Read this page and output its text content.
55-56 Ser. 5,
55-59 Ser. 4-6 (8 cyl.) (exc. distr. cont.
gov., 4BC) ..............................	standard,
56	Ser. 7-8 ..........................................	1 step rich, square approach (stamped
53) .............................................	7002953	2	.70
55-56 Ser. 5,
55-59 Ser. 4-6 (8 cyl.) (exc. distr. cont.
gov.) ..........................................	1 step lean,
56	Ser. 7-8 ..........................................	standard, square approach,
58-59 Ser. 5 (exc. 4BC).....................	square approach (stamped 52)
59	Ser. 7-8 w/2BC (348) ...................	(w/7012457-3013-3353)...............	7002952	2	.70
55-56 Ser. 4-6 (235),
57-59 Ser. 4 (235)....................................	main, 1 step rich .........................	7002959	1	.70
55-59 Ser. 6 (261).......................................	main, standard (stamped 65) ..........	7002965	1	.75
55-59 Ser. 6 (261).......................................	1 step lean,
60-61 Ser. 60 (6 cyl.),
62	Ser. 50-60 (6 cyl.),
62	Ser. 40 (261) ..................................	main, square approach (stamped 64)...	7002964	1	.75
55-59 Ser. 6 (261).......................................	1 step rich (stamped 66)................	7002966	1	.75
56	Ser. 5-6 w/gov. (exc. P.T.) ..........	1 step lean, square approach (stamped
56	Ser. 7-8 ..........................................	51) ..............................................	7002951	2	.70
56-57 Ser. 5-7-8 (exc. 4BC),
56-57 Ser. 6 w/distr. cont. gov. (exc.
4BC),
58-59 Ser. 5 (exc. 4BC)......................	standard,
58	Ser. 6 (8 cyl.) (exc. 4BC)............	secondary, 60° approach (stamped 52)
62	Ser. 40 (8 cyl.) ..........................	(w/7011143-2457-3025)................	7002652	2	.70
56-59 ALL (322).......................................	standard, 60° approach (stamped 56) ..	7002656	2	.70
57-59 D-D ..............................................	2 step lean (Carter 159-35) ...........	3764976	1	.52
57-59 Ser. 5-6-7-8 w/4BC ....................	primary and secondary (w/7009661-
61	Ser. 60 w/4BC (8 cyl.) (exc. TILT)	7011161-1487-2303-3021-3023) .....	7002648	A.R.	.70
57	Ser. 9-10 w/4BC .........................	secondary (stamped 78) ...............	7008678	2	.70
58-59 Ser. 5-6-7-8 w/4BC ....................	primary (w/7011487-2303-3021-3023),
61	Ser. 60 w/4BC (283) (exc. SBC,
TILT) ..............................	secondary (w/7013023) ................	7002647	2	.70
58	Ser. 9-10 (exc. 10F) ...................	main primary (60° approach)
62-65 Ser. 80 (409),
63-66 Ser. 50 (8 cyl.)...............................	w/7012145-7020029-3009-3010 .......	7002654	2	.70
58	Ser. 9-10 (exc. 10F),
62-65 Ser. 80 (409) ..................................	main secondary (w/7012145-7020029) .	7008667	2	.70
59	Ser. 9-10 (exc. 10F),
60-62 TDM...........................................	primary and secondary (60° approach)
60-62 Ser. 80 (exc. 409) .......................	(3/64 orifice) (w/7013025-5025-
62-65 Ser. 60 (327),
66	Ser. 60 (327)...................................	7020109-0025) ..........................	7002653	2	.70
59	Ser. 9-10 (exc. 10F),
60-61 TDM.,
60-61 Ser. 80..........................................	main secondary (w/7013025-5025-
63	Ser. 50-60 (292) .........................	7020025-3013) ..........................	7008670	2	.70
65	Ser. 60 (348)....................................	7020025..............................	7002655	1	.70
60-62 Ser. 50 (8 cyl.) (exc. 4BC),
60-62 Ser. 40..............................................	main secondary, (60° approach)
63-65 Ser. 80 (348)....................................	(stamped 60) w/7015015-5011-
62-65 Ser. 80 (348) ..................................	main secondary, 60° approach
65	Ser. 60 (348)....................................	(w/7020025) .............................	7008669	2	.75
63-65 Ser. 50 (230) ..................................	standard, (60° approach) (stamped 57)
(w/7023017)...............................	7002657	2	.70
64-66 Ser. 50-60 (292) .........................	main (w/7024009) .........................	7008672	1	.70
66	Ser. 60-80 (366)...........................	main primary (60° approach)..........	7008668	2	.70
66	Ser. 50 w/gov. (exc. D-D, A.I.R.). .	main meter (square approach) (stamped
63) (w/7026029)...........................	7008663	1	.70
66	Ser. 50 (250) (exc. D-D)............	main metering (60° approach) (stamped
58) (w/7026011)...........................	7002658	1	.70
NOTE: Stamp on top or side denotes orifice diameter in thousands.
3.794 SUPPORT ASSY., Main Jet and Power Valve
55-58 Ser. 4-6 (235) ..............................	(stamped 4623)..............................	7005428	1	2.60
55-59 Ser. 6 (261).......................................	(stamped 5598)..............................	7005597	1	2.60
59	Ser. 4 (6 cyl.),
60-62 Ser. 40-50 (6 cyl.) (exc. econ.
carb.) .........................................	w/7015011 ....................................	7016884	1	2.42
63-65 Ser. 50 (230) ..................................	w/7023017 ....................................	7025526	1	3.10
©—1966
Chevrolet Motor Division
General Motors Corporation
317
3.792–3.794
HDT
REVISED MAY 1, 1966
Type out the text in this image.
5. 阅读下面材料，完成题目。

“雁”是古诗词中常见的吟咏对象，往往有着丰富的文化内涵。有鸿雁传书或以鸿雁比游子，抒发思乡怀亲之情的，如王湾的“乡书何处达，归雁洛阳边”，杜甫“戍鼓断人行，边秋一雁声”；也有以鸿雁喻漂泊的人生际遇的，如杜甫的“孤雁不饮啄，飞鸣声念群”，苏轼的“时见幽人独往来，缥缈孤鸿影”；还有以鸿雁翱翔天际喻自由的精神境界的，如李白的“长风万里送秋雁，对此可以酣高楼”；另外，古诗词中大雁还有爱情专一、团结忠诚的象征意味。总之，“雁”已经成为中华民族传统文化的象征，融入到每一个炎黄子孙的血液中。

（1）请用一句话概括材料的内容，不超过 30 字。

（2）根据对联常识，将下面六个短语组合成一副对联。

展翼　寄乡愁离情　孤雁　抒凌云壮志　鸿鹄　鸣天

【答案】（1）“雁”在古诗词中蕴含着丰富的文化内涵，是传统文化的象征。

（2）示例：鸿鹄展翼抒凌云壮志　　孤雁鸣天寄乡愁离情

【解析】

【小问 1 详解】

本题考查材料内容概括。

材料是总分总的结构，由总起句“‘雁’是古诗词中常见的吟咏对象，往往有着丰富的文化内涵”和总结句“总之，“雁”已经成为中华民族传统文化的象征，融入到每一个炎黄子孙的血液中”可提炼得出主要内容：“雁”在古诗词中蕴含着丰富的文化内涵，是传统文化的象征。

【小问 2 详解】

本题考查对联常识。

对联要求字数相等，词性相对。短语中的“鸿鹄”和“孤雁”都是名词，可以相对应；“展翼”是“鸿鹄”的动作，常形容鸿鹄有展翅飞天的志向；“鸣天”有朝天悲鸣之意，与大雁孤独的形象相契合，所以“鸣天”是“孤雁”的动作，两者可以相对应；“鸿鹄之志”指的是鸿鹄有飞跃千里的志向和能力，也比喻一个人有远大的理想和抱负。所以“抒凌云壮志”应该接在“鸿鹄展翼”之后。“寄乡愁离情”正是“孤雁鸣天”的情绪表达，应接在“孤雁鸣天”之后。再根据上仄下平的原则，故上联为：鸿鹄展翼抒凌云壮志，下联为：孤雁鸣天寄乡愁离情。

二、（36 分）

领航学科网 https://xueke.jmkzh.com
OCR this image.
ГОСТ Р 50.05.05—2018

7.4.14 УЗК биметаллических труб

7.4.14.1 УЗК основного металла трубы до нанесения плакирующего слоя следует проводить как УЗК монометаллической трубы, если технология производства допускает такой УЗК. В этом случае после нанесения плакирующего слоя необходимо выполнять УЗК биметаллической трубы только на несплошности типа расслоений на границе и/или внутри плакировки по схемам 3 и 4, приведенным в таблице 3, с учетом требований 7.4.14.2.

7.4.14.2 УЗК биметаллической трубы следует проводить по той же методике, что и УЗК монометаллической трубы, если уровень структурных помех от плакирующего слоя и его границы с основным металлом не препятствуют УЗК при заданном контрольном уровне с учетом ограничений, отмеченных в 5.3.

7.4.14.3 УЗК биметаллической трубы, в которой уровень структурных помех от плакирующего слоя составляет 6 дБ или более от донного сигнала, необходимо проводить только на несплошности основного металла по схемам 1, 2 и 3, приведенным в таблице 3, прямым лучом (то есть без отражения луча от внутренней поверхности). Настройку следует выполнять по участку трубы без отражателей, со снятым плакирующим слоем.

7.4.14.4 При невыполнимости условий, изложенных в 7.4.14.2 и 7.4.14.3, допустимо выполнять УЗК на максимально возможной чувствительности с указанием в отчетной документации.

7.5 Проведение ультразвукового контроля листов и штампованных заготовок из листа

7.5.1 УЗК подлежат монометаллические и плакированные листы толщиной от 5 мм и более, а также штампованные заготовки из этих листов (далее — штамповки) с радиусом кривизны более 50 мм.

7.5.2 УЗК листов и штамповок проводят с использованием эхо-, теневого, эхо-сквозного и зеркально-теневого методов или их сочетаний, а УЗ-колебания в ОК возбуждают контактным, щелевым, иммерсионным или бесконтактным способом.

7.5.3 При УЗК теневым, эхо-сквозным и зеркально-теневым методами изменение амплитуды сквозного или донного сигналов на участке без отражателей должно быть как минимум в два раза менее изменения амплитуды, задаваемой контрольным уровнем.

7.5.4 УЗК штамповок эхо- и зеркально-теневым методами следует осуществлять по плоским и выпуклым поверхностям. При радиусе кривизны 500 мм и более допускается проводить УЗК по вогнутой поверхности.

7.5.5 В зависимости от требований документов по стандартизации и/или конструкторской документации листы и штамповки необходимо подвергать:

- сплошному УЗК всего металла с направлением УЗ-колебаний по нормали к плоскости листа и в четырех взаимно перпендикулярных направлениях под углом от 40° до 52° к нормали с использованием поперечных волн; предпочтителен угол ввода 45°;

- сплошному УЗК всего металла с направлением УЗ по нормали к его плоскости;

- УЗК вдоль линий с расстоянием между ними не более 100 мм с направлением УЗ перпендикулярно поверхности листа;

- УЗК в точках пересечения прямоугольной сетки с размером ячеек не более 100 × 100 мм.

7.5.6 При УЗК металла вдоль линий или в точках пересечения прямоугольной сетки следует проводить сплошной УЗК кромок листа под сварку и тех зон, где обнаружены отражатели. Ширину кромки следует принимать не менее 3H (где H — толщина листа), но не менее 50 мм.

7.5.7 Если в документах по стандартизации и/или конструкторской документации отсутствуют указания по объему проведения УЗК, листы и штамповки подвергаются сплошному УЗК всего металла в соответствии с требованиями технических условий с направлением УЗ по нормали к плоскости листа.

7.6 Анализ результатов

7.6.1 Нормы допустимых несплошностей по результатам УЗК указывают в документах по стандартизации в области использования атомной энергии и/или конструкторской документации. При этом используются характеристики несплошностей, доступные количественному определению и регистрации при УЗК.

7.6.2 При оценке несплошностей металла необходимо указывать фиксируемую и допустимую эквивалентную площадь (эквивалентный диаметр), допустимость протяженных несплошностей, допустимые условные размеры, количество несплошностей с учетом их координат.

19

• • • • •

» **Set task**: Pick out every line above that contains the word "условий" and copy it.

» **Solution to this problem**:
7.4.14.4 При невыполнимости условий, изложенных в 7.4.14.2 и 7.4.14.3, допустимо выполнять УЗК на максимально возможной чувствительности с указанием в отчетной документации.
7.5.7 Если в документах по стандартизации и/или конструкторской документации отсутствуют указания по объему проведения УЗК, листы и штамповки подвергаются сплошному УЗК всего металла в соответствии с требованиями технических условий с направлением УЗ по нормали к плоскости листа.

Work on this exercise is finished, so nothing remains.